- TO BE DONE -
Repeat the records word for word, excluding any picture.

- GIVEN RECORDS -

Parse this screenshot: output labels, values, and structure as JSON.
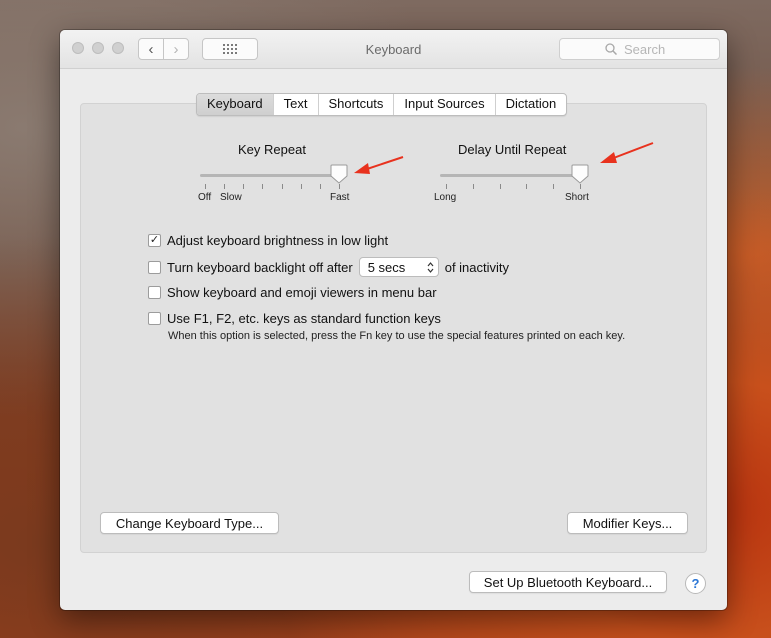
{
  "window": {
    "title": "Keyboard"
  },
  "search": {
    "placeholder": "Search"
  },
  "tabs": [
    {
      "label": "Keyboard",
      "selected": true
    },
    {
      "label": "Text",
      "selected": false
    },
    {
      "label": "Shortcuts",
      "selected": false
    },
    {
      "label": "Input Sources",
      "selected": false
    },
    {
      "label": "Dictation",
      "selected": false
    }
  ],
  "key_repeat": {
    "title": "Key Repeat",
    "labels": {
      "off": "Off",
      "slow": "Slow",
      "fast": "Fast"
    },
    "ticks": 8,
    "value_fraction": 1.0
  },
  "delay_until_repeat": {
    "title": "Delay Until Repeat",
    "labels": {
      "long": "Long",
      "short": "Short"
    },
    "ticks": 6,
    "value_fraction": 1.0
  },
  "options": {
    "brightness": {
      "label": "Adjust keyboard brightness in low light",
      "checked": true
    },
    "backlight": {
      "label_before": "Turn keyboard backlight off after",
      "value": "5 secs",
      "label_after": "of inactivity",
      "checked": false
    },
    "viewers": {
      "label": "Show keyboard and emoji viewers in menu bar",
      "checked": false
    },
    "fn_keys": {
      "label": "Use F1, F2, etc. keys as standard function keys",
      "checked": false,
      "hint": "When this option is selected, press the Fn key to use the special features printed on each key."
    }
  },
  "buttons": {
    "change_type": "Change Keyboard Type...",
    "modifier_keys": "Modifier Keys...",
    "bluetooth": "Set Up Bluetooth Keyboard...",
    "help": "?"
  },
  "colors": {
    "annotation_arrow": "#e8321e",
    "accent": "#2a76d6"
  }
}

- ANSWER TO THE TASK -
Parse this screenshot: output labels, values, and structure as JSON.
{
  "window": {
    "title": "Keyboard"
  },
  "search": {
    "placeholder": "Search"
  },
  "tabs": [
    {
      "label": "Keyboard",
      "selected": true
    },
    {
      "label": "Text",
      "selected": false
    },
    {
      "label": "Shortcuts",
      "selected": false
    },
    {
      "label": "Input Sources",
      "selected": false
    },
    {
      "label": "Dictation",
      "selected": false
    }
  ],
  "key_repeat": {
    "title": "Key Repeat",
    "labels": {
      "off": "Off",
      "slow": "Slow",
      "fast": "Fast"
    },
    "ticks": 8,
    "value_fraction": 1.0
  },
  "delay_until_repeat": {
    "title": "Delay Until Repeat",
    "labels": {
      "long": "Long",
      "short": "Short"
    },
    "ticks": 6,
    "value_fraction": 1.0
  },
  "options": {
    "brightness": {
      "label": "Adjust keyboard brightness in low light",
      "checked": true
    },
    "backlight": {
      "label_before": "Turn keyboard backlight off after",
      "value": "5 secs",
      "label_after": "of inactivity",
      "checked": false
    },
    "viewers": {
      "label": "Show keyboard and emoji viewers in menu bar",
      "checked": false
    },
    "fn_keys": {
      "label": "Use F1, F2, etc. keys as standard function keys",
      "checked": false,
      "hint": "When this option is selected, press the Fn key to use the special features printed on each key."
    }
  },
  "buttons": {
    "change_type": "Change Keyboard Type...",
    "modifier_keys": "Modifier Keys...",
    "bluetooth": "Set Up Bluetooth Keyboard...",
    "help": "?"
  },
  "colors": {
    "annotation_arrow": "#e8321e",
    "accent": "#2a76d6"
  }
}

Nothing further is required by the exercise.